Description of the task:
Repeat the material exactly, every line of it.

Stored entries
----------------------------------------

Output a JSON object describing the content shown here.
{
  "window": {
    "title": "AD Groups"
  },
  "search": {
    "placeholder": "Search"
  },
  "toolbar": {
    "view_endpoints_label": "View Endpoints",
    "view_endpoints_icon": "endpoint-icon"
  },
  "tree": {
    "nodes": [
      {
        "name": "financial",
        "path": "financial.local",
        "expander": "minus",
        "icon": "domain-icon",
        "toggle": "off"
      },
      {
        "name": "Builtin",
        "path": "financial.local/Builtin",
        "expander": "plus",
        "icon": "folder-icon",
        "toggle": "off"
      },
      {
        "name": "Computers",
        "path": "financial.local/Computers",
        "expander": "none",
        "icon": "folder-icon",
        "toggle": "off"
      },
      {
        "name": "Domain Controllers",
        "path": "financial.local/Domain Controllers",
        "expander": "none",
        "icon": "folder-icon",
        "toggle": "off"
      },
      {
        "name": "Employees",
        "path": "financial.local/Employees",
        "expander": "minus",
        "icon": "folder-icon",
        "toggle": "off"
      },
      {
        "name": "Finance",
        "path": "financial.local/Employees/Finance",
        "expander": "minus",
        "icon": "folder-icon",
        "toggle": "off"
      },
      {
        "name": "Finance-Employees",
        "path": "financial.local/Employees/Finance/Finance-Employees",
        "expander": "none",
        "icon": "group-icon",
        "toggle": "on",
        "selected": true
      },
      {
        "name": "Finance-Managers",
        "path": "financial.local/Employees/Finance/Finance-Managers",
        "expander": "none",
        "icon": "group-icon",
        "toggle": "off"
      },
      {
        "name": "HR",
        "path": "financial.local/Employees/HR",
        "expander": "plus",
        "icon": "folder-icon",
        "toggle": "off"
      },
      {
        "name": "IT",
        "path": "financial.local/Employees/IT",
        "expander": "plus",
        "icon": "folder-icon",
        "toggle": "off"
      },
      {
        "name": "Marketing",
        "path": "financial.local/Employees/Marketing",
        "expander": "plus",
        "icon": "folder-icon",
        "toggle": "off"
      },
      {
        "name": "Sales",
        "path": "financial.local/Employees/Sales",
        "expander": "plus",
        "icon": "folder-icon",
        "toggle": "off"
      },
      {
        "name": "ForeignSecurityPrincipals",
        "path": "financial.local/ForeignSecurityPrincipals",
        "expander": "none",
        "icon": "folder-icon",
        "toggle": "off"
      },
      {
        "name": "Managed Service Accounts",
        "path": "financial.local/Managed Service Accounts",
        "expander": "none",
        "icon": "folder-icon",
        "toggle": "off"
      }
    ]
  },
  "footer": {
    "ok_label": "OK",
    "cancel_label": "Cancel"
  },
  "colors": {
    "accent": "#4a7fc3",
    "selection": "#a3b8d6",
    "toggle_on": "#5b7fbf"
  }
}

----------------------------------------

Result of this task:
Output a JSON object describing the content shown here.
{
  "window": {
    "title": "AD Groups"
  },
  "search": {
    "placeholder": "Search"
  },
  "toolbar": {
    "view_endpoints_label": "View Endpoints",
    "view_endpoints_icon": "endpoint-icon"
  },
  "tree": {
    "nodes": [
      {
        "name": "financial",
        "path": "financial.local",
        "expander": "minus",
        "icon": "domain-icon",
        "toggle": "off"
      },
      {
        "name": "Builtin",
        "path": "financial.local/Builtin",
        "expander": "plus",
        "icon": "folder-icon",
        "toggle": "off"
      },
      {
        "name": "Computers",
        "path": "financial.local/Computers",
        "expander": "none",
        "icon": "folder-icon",
        "toggle": "off"
      },
      {
        "name": "Domain Controllers",
        "path": "financial.local/Domain Controllers",
        "expander": "none",
        "icon": "folder-icon",
        "toggle": "off"
      },
      {
        "name": "Employees",
        "path": "financial.local/Employees",
        "expander": "minus",
        "icon": "folder-icon",
        "toggle": "off"
      },
      {
        "name": "Finance",
        "path": "financial.local/Employees/Finance",
        "expander": "minus",
        "icon": "folder-icon",
        "toggle": "off"
      },
      {
        "name": "Finance-Employees",
        "path": "financial.local/Employees/Finance/Finance-Employees",
        "expander": "none",
        "icon": "group-icon",
        "toggle": "on",
        "selected": true
      },
      {
        "name": "Finance-Managers",
        "path": "financial.local/Employees/Finance/Finance-Managers",
        "expander": "none",
        "icon": "group-icon",
        "toggle": "off"
      },
      {
        "name": "HR",
        "path": "financial.local/Employees/HR",
        "expander": "plus",
        "icon": "folder-icon",
        "toggle": "off"
      },
      {
        "name": "IT",
        "path": "financial.local/Employees/IT",
        "expander": "plus",
        "icon": "folder-icon",
        "toggle": "off"
      },
      {
        "name": "Marketing",
        "path": "financial.local/Employees/Marketing",
        "expander": "plus",
        "icon": "folder-icon",
        "toggle": "off"
      },
      {
        "name": "Sales",
        "path": "financial.local/Employees/Sales",
        "expander": "plus",
        "icon": "folder-icon",
        "toggle": "off"
      },
      {
        "name": "ForeignSecurityPrincipals",
        "path": "financial.local/ForeignSecurityPrincipals",
        "expander": "none",
        "icon": "folder-icon",
        "toggle": "off"
      },
      {
        "name": "Managed Service Accounts",
        "path": "financial.local/Managed Service Accounts",
        "expander": "none",
        "icon": "folder-icon",
        "toggle": "off"
      }
    ]
  },
  "footer": {
    "ok_label": "OK",
    "cancel_label": "Cancel"
  },
  "colors": {
    "accent": "#4a7fc3",
    "selection": "#a3b8d6",
    "toggle_on": "#5b7fbf"
  }
}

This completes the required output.